Data Start Marker

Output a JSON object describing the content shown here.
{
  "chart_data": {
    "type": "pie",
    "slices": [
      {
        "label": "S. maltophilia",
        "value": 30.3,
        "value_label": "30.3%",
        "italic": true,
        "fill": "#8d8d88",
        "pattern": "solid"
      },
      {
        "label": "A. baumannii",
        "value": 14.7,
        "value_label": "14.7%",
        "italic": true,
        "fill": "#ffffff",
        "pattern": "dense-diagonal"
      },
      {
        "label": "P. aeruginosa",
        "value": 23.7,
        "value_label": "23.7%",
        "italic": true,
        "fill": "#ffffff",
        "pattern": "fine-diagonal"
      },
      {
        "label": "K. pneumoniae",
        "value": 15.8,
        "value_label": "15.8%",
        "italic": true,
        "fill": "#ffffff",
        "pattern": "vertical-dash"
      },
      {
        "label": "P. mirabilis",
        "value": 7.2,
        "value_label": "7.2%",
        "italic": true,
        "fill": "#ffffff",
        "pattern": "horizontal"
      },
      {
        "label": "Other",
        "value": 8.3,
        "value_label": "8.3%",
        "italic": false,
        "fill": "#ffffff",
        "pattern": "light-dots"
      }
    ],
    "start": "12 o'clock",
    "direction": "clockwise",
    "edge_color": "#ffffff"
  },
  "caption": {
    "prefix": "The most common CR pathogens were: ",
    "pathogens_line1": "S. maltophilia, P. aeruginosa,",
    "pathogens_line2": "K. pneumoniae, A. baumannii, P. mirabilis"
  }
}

Data End Marker
Data Start Marker

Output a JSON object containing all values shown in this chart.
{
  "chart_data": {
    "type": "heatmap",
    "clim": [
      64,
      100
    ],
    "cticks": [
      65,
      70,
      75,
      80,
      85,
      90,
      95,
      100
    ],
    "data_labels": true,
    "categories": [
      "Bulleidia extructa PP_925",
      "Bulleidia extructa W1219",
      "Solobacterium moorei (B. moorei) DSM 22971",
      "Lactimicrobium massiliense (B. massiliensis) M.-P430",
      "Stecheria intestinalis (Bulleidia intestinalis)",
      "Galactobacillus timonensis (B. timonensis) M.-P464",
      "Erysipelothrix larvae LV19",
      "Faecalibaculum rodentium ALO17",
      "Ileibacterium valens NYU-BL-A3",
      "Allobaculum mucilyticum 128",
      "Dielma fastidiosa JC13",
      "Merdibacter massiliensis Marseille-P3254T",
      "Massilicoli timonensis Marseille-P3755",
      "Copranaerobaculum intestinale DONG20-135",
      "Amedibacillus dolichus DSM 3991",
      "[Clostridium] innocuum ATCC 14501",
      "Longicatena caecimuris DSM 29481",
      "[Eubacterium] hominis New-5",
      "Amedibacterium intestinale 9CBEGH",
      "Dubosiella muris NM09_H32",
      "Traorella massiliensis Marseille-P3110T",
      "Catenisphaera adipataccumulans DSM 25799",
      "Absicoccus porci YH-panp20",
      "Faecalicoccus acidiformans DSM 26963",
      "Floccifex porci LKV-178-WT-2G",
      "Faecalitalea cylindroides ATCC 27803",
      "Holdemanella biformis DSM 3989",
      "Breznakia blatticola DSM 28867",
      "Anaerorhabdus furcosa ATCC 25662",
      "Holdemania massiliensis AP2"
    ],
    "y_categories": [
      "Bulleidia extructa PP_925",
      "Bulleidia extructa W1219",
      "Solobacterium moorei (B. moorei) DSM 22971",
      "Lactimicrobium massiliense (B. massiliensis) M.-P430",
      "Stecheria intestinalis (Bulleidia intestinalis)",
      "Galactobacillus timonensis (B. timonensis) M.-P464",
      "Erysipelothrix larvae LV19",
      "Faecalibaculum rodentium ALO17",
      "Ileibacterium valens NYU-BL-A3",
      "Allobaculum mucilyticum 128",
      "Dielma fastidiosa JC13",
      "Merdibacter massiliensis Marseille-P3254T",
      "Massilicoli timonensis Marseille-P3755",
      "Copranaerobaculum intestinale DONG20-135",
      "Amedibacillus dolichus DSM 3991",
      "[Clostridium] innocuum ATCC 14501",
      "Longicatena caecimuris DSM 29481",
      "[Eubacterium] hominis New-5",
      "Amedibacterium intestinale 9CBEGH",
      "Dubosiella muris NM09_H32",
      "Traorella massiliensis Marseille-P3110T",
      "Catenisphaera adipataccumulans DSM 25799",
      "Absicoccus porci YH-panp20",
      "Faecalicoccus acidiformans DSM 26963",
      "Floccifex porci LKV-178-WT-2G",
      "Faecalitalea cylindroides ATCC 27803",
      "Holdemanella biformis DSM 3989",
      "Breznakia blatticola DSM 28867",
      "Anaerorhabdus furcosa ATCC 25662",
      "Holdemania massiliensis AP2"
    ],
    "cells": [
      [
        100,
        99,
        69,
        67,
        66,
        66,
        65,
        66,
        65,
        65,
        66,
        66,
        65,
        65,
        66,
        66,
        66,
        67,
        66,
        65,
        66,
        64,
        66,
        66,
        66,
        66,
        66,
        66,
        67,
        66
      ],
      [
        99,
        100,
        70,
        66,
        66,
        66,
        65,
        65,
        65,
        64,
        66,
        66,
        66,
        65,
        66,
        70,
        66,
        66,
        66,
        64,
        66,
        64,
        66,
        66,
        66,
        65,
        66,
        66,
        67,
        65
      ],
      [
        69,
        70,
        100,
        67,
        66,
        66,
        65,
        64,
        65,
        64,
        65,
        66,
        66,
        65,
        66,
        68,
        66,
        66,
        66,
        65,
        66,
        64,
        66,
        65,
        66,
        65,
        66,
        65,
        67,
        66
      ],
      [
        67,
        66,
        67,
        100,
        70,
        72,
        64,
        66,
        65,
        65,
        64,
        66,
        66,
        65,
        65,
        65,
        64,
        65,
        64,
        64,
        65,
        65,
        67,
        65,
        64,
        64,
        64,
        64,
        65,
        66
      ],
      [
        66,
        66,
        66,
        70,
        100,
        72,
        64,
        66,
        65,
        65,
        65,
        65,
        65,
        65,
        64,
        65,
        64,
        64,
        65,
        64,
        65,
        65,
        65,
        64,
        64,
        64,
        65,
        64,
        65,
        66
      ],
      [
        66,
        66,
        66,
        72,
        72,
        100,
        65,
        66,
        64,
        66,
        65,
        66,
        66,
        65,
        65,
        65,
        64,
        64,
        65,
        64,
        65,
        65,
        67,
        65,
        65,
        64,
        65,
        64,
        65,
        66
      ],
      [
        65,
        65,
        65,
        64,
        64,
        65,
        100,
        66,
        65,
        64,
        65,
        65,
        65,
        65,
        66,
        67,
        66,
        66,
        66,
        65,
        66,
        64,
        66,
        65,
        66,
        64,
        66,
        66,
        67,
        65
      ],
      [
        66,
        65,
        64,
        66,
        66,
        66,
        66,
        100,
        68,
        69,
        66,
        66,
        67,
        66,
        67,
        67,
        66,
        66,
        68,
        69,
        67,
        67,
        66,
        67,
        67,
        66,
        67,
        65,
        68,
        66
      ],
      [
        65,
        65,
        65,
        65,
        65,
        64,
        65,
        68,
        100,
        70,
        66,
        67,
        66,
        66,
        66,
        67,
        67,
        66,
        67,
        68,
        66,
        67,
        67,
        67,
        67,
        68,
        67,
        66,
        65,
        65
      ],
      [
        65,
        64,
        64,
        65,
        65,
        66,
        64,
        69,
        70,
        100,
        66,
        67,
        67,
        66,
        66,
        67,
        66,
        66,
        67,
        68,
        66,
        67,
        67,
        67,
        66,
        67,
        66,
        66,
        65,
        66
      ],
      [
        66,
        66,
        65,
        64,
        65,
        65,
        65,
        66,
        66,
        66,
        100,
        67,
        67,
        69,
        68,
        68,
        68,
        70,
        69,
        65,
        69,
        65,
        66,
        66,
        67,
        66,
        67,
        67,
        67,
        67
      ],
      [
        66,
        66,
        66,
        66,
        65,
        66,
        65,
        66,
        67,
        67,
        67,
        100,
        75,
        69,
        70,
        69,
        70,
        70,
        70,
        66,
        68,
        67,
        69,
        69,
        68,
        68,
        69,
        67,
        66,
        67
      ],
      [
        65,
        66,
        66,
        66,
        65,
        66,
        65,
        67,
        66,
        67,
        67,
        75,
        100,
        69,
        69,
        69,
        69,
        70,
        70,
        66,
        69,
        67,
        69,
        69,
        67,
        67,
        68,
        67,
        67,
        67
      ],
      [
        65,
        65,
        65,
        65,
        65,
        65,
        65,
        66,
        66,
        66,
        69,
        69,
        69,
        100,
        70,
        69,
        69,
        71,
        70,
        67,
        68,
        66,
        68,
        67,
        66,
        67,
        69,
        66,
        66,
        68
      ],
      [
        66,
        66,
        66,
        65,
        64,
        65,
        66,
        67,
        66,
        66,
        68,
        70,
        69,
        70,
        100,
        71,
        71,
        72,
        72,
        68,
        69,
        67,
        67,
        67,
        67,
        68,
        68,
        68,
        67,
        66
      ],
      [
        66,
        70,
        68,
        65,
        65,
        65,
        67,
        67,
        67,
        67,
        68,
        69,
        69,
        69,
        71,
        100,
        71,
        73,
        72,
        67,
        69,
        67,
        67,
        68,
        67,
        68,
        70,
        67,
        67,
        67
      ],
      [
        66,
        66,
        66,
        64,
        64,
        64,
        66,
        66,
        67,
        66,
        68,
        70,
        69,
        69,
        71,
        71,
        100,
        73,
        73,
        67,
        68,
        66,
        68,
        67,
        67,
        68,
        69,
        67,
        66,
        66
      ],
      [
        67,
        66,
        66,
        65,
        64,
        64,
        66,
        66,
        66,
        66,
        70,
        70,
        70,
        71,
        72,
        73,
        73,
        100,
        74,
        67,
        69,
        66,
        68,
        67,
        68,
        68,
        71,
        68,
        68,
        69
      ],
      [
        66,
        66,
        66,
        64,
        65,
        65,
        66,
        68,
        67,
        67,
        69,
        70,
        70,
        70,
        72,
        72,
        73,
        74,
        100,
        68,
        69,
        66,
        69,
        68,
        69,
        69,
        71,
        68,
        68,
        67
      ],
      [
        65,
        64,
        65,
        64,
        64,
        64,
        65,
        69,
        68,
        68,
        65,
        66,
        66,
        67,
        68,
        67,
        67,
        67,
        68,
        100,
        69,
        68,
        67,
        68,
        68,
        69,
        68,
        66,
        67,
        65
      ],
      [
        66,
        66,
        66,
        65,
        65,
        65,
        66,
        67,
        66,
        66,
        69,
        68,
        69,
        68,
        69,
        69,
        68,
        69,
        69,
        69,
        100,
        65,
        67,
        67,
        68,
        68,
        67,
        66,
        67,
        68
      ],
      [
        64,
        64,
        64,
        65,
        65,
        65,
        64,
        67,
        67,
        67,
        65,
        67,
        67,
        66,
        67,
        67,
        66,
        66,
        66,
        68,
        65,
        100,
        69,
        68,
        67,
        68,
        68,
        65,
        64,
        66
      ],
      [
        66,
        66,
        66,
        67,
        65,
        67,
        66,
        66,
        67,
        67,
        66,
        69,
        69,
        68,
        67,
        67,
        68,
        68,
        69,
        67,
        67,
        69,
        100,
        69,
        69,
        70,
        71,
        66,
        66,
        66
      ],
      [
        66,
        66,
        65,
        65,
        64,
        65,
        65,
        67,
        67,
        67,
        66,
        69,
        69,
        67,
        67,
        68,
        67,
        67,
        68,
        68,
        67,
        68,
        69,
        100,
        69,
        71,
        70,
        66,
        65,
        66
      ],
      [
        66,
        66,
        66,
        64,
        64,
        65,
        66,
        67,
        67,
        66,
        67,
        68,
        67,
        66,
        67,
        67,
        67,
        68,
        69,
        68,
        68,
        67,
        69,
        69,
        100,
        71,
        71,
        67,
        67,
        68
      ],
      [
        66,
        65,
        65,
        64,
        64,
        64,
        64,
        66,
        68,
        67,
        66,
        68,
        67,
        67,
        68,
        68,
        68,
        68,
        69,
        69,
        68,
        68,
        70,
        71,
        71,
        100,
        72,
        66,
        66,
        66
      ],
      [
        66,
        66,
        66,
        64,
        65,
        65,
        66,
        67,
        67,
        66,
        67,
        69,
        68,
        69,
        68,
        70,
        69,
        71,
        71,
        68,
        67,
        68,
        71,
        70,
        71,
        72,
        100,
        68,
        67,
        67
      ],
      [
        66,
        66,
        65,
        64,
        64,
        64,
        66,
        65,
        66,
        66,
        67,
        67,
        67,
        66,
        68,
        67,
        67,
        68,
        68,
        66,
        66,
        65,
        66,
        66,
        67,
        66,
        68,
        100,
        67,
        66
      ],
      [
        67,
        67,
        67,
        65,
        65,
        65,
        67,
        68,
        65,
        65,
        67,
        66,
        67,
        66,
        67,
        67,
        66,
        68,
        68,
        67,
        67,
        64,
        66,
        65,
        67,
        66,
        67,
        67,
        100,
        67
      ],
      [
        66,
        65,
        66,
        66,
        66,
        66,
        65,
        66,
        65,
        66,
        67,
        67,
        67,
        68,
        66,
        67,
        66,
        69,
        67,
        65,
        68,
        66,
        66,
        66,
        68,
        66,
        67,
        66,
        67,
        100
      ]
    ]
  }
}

Data End Marker

» **What you should do**
Find each line in the material above that carries the string "aeruginosa", and copy it.

» **Answer box**
        "label": "P. aeruginosa",
    "pathogens_line1": "S. maltophilia, P. aeruginosa,",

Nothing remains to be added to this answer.